§ SHORT EXERCISE:
In the following material, identify every line holding the string "last" and return it.
== DATASET ENTRIES ==
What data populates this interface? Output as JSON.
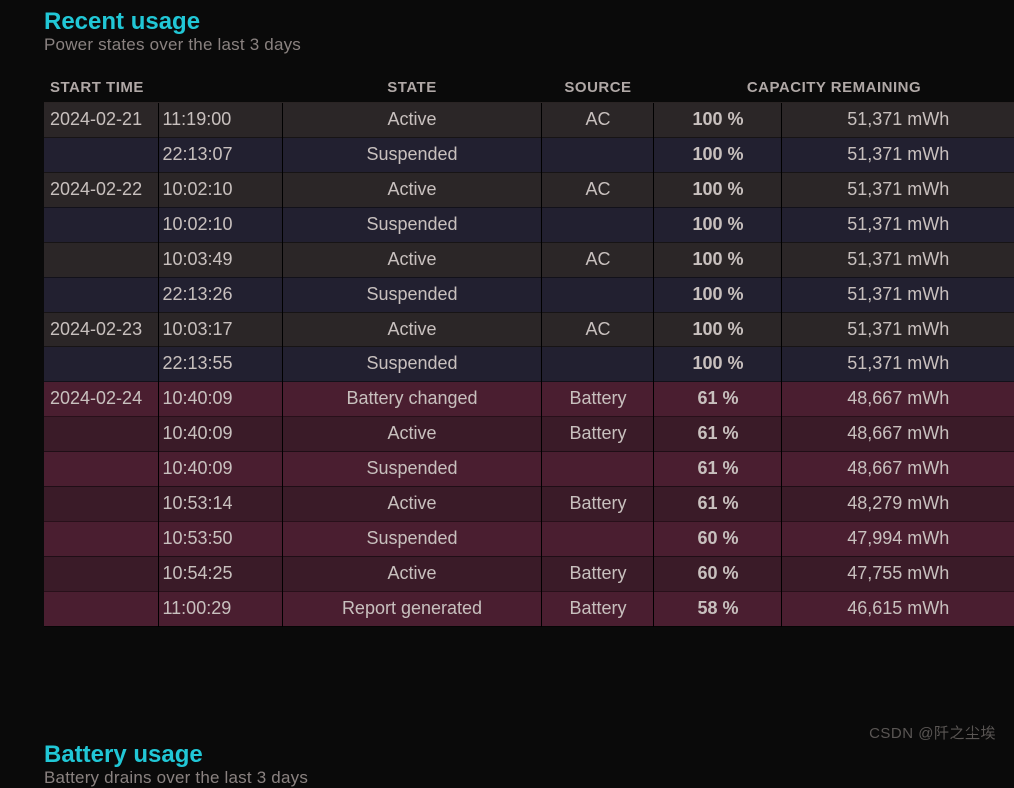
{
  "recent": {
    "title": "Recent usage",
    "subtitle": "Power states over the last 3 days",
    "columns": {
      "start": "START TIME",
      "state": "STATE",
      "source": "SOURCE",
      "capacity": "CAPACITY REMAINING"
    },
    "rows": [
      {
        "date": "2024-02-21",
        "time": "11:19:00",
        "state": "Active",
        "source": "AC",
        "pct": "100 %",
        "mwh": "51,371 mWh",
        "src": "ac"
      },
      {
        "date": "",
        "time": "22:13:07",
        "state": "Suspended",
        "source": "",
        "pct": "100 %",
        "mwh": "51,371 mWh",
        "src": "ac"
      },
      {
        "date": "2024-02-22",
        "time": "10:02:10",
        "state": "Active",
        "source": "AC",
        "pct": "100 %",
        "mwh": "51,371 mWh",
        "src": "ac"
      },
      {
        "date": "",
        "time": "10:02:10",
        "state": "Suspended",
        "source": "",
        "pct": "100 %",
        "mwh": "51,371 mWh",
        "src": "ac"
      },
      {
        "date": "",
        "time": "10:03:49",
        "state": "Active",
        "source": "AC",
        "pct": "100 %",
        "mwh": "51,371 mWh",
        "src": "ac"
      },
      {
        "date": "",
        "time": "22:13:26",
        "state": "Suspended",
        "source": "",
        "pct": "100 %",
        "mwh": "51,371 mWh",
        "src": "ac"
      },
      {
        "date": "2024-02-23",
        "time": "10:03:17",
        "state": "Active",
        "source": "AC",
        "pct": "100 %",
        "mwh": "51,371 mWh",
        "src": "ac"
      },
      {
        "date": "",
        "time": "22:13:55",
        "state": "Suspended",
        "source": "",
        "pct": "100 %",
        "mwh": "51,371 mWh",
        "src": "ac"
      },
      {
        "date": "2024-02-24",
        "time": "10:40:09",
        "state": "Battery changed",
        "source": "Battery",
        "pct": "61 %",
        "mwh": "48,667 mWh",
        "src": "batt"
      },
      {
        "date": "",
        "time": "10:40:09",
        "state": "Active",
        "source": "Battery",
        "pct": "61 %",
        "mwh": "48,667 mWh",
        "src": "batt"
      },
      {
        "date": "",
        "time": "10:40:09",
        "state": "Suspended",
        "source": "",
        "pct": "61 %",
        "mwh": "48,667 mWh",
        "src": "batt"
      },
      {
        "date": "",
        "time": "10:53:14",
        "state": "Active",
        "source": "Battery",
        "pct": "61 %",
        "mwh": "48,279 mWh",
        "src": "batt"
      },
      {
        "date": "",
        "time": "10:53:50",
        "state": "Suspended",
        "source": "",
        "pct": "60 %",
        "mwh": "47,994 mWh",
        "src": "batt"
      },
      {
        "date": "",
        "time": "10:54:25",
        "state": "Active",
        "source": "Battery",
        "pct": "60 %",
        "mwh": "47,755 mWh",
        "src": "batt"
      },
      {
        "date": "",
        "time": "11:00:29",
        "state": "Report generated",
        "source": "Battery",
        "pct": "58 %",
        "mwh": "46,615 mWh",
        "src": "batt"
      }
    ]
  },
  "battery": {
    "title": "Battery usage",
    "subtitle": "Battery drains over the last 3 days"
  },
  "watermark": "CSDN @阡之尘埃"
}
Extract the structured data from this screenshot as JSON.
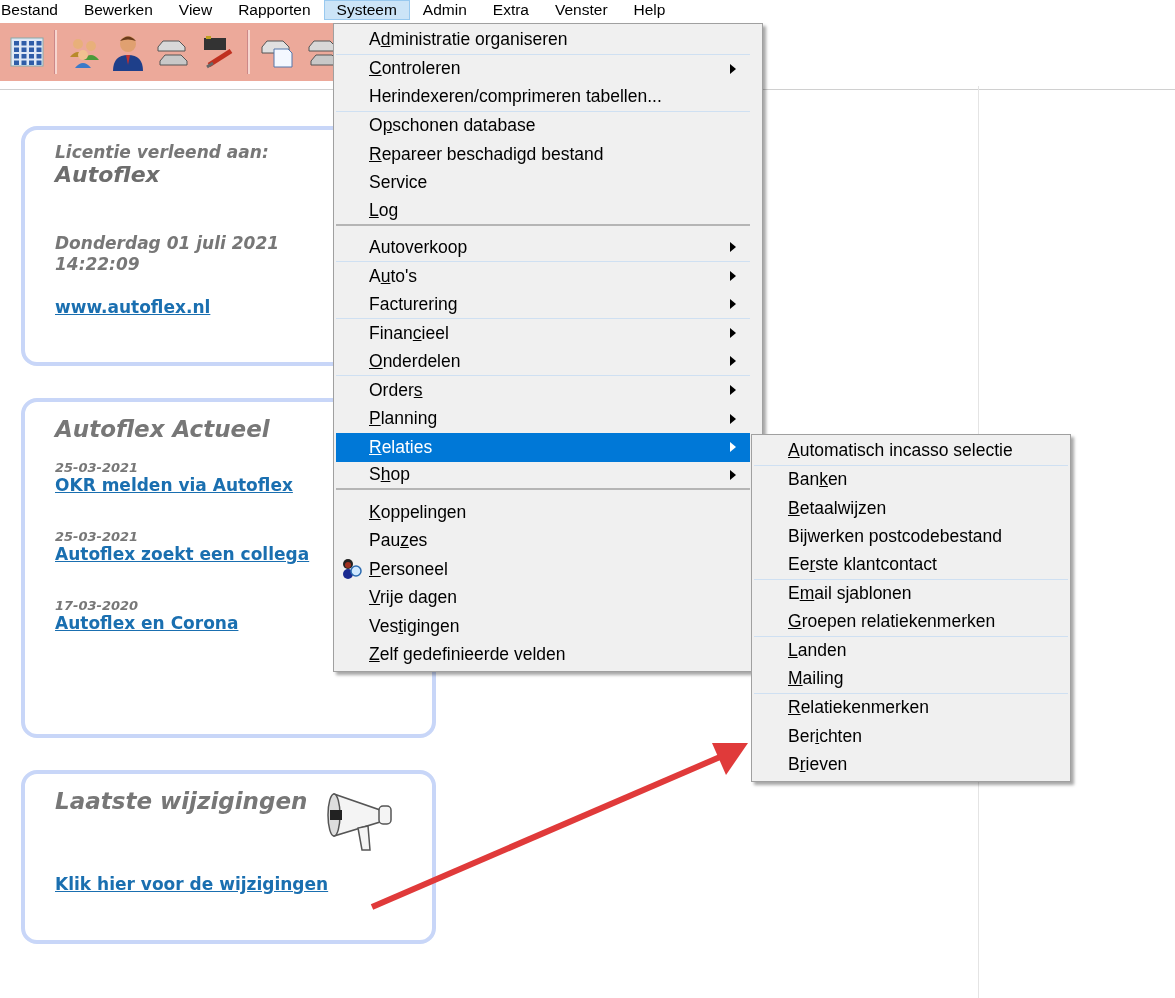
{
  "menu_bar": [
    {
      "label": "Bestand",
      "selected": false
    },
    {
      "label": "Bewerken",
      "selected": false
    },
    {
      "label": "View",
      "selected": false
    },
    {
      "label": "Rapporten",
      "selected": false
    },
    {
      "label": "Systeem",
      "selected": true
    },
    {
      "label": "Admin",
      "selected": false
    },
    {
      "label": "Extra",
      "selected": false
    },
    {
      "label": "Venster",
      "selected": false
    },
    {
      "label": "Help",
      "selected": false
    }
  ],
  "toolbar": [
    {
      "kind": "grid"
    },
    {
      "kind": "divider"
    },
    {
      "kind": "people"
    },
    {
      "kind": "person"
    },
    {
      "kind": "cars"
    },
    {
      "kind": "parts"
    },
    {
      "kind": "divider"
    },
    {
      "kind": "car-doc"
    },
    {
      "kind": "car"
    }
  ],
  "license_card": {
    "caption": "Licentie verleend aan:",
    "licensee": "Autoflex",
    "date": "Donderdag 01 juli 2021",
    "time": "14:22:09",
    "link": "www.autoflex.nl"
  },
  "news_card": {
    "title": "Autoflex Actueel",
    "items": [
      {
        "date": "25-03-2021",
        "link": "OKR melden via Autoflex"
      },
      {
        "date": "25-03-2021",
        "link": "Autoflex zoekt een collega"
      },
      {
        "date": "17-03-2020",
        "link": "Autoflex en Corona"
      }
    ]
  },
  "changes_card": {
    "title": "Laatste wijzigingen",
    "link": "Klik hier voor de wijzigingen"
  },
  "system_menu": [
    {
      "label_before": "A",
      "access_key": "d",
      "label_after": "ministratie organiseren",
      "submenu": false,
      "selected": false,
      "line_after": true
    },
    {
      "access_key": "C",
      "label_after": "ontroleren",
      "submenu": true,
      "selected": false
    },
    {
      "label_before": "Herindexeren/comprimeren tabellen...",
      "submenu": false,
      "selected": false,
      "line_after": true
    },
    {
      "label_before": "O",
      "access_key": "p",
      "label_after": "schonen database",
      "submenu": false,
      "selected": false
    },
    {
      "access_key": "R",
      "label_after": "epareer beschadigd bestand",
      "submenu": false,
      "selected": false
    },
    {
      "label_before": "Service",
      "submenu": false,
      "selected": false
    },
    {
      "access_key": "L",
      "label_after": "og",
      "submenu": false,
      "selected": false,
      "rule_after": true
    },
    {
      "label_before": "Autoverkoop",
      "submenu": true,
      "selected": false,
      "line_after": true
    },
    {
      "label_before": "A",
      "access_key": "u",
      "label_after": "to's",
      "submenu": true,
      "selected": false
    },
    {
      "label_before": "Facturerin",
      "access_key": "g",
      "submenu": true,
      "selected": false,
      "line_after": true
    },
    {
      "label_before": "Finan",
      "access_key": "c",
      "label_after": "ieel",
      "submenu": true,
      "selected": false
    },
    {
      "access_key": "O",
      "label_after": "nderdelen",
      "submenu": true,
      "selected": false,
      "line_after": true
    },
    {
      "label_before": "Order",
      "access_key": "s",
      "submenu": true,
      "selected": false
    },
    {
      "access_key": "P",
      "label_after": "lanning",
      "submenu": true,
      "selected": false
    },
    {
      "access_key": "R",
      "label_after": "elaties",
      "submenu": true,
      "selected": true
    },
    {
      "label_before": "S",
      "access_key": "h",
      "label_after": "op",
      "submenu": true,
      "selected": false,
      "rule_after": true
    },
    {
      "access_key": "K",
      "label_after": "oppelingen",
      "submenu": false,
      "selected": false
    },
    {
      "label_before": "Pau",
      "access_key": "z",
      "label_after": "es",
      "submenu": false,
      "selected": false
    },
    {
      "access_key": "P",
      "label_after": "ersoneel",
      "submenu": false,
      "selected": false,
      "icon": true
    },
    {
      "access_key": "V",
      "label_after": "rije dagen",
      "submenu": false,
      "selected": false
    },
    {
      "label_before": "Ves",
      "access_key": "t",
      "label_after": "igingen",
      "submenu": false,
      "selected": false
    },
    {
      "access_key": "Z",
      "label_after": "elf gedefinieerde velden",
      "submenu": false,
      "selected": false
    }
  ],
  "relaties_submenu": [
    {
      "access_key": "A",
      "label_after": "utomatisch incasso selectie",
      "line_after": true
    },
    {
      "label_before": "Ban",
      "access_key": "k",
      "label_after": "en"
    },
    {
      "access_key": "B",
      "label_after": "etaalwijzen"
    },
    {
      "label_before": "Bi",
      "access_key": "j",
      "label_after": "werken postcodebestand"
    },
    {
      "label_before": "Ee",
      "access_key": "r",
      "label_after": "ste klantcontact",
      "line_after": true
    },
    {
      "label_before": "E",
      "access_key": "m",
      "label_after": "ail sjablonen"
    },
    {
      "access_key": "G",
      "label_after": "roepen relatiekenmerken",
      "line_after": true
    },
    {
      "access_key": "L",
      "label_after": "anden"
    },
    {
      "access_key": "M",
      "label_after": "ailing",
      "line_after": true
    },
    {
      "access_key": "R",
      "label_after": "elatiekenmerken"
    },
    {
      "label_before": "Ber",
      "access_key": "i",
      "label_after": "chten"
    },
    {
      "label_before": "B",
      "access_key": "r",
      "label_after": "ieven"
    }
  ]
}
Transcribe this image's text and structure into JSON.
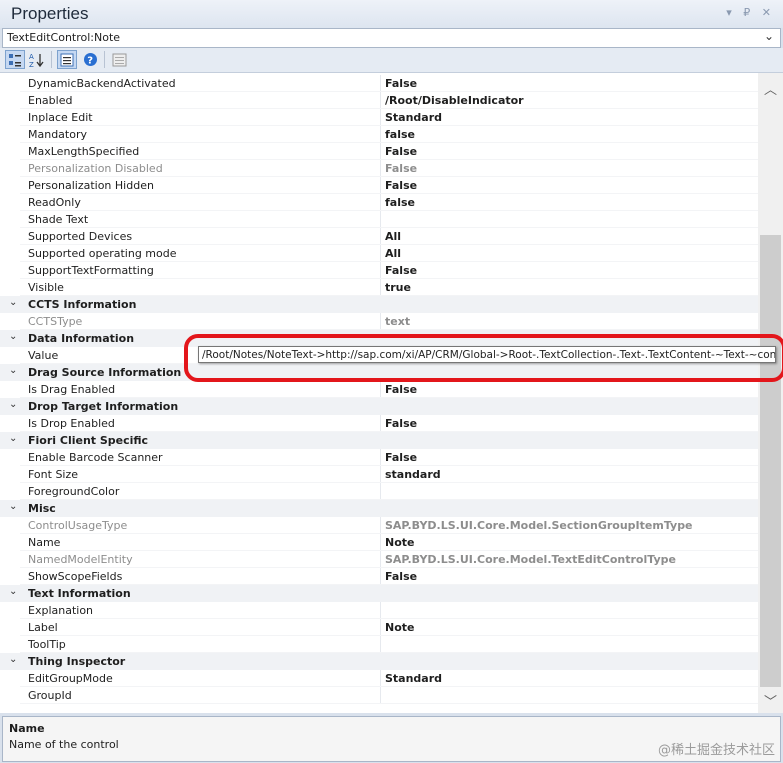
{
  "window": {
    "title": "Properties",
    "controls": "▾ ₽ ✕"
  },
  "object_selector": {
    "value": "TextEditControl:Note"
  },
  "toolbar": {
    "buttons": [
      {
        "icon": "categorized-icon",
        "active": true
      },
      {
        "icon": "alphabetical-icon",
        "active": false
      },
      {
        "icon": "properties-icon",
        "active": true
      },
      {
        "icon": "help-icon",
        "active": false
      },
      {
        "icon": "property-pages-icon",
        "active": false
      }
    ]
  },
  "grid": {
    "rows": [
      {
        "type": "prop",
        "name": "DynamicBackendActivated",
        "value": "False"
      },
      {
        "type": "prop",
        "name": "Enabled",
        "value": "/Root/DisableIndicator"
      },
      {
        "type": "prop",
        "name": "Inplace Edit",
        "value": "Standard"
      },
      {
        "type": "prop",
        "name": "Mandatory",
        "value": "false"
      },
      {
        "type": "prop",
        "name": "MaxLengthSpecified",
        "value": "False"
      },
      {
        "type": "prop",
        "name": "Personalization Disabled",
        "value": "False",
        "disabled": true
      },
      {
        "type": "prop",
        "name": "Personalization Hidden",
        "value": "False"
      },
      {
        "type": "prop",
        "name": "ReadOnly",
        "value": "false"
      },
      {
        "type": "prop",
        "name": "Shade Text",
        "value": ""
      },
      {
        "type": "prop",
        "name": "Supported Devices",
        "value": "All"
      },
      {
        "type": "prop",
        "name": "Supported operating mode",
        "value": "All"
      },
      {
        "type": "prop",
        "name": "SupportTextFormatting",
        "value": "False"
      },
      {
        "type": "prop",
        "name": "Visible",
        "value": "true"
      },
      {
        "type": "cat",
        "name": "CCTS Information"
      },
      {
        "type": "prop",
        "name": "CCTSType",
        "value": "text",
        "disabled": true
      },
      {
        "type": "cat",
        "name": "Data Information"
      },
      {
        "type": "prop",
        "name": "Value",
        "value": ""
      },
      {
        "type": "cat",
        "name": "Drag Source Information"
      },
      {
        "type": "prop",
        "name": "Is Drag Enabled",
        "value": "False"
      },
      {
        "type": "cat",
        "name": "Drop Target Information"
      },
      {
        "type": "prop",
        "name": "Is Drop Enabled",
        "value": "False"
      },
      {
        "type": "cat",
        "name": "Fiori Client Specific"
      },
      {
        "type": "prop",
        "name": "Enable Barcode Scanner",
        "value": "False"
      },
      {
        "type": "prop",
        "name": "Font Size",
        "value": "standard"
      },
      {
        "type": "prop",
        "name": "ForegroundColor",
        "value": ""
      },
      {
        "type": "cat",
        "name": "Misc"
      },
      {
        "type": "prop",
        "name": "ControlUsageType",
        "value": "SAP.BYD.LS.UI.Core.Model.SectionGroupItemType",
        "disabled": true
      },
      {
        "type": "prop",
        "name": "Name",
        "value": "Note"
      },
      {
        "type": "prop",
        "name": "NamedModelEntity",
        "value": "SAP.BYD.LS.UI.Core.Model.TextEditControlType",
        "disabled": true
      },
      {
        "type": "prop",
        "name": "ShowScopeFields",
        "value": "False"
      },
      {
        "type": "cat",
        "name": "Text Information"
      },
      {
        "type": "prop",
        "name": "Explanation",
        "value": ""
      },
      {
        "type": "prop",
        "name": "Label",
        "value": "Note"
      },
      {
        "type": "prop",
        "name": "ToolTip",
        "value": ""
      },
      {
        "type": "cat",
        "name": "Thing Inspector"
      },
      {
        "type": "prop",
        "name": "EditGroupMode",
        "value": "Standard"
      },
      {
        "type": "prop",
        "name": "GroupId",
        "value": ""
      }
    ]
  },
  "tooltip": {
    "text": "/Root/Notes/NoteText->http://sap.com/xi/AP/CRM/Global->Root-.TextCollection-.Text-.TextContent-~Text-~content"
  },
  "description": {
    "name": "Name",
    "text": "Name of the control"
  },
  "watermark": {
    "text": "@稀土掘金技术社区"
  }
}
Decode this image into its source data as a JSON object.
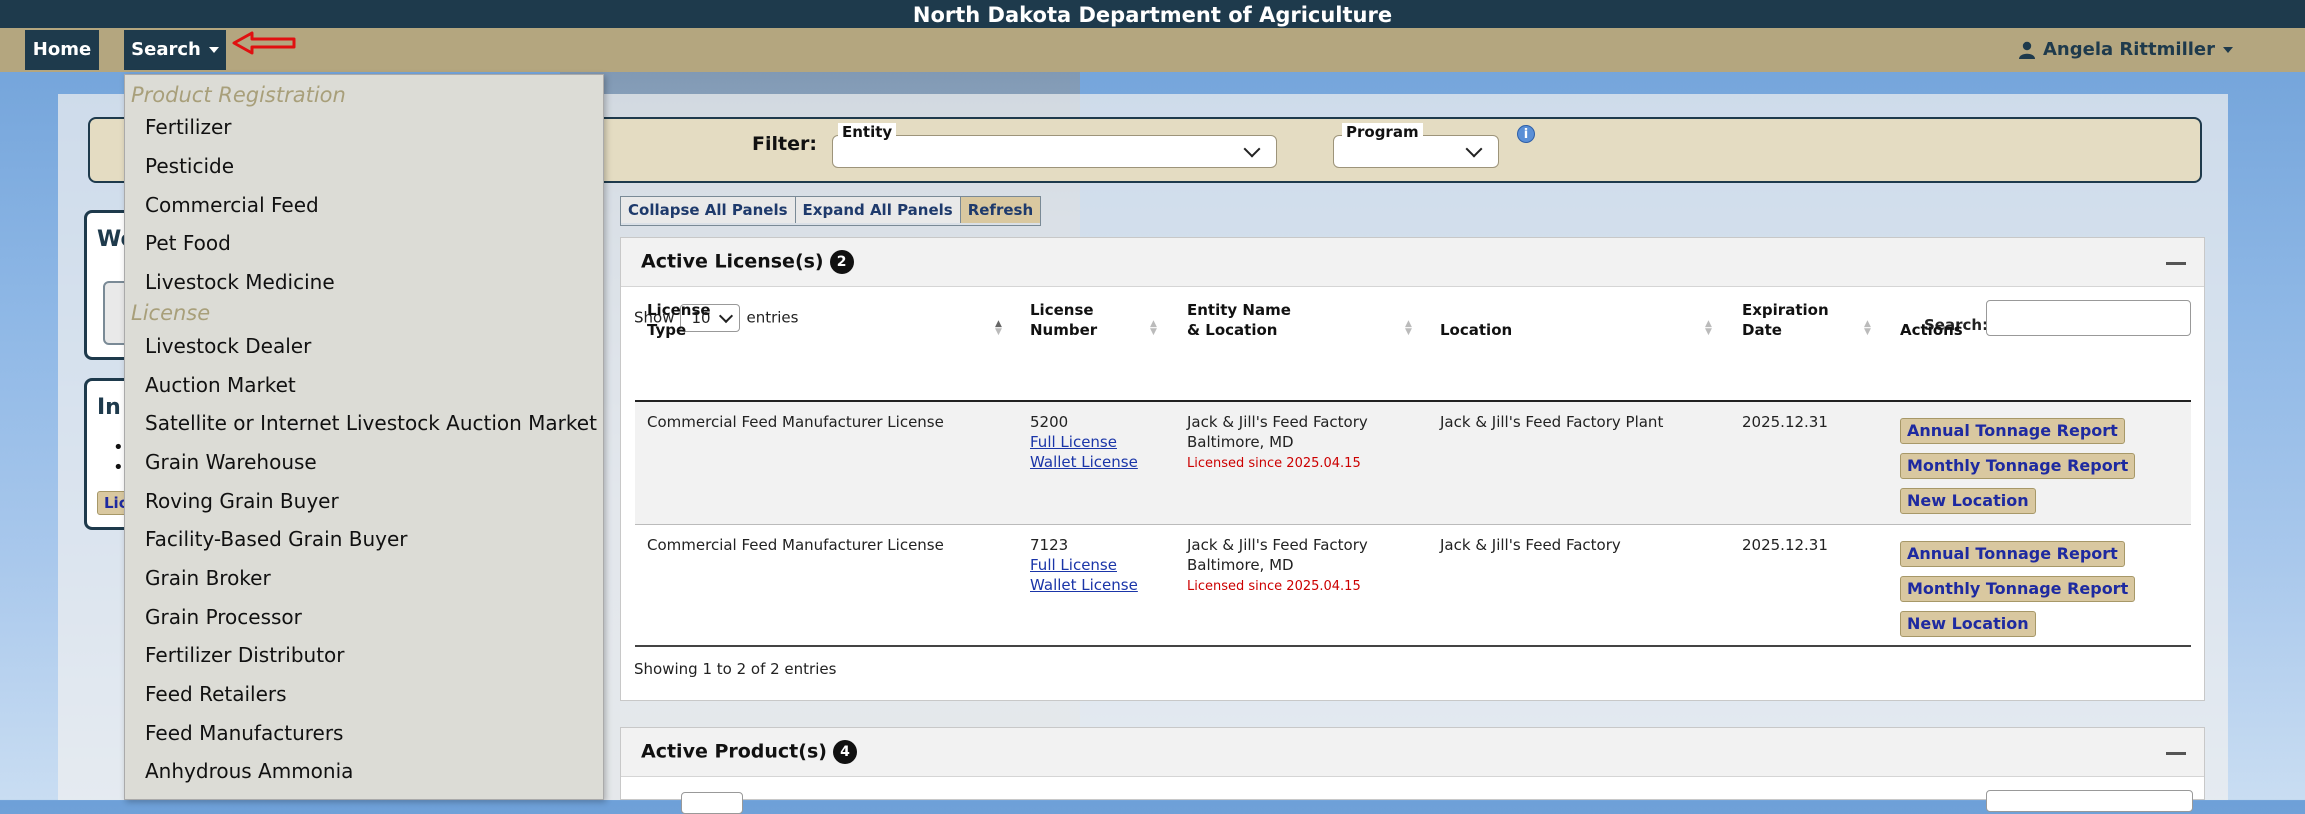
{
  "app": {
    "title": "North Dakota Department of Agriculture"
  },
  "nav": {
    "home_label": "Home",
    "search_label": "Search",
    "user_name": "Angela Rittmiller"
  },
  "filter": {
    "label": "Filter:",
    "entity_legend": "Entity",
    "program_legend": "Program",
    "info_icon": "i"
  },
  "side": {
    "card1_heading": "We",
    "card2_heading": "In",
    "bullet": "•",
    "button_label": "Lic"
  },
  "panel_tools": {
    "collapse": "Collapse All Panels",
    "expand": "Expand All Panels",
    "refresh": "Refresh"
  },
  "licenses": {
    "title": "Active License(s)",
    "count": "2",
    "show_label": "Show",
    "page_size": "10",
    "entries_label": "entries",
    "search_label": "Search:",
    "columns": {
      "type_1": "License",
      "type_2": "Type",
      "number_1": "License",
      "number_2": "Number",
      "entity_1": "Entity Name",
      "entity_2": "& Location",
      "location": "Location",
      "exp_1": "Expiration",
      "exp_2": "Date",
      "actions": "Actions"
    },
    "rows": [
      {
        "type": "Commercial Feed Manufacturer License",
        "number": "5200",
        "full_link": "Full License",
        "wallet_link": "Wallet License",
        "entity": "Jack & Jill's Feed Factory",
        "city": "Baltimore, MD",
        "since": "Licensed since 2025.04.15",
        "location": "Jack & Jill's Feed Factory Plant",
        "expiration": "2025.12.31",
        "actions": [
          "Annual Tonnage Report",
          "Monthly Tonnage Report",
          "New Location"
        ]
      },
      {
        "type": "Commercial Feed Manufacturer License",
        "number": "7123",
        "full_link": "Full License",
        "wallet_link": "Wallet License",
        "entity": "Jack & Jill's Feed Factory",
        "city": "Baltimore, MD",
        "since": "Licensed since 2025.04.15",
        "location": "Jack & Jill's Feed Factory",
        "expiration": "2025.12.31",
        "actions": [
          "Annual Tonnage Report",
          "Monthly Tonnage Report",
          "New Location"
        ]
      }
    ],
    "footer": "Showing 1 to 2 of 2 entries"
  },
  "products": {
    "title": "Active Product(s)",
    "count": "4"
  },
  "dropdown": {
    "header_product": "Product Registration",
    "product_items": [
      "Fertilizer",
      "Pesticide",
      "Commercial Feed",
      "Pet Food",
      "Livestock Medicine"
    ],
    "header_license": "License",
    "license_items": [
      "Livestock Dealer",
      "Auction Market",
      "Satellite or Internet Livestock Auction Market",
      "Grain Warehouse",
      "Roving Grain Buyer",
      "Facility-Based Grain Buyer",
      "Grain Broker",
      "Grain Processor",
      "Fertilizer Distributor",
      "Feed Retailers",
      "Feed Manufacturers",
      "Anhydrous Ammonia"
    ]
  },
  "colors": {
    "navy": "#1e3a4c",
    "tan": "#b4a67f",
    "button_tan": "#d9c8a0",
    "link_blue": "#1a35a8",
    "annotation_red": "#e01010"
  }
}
===
§ TASK RESULT:
    "subtitle": "Power states over the last 3 days",
    "subtitle": "Battery drains over the last 3 days"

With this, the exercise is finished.